**Task material**

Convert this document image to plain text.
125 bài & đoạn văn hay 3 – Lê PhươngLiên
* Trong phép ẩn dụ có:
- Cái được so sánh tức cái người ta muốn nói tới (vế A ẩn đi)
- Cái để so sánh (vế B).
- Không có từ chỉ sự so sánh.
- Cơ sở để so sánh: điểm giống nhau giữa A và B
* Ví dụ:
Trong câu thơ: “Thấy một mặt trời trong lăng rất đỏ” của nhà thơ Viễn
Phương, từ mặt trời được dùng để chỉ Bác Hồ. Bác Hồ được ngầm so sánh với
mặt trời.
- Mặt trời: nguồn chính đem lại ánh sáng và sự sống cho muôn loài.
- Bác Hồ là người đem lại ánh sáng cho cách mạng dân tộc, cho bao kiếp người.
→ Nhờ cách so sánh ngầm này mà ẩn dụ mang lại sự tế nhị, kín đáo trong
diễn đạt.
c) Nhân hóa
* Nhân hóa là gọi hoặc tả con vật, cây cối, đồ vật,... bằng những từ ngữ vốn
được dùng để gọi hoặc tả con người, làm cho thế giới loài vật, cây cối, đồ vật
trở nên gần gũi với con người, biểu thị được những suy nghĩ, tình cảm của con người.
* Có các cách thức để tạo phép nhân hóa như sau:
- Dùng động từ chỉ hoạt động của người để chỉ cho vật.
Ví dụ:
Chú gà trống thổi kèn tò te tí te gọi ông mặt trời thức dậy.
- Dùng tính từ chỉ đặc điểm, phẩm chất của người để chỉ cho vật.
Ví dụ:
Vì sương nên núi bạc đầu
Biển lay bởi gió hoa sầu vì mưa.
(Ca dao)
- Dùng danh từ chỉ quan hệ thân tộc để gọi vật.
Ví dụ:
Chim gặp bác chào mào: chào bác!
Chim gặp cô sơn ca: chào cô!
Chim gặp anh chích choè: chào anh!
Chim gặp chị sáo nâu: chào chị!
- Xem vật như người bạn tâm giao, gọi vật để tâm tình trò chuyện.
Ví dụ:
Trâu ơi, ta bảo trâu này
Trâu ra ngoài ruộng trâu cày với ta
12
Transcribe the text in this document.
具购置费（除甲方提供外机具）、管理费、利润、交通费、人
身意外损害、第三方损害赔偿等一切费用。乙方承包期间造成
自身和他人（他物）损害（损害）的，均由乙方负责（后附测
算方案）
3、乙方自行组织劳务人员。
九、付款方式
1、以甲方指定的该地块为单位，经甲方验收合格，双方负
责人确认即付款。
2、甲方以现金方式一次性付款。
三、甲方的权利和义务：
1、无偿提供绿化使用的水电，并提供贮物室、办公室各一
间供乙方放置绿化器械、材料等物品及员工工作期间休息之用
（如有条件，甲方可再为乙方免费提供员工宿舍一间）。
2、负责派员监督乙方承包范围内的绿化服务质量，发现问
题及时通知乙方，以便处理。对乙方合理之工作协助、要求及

**Required work**
Pull out every line in the data above that has the word "document".

**Response to this task**
Convert this document image to plain text.
Transcribe the text in this document.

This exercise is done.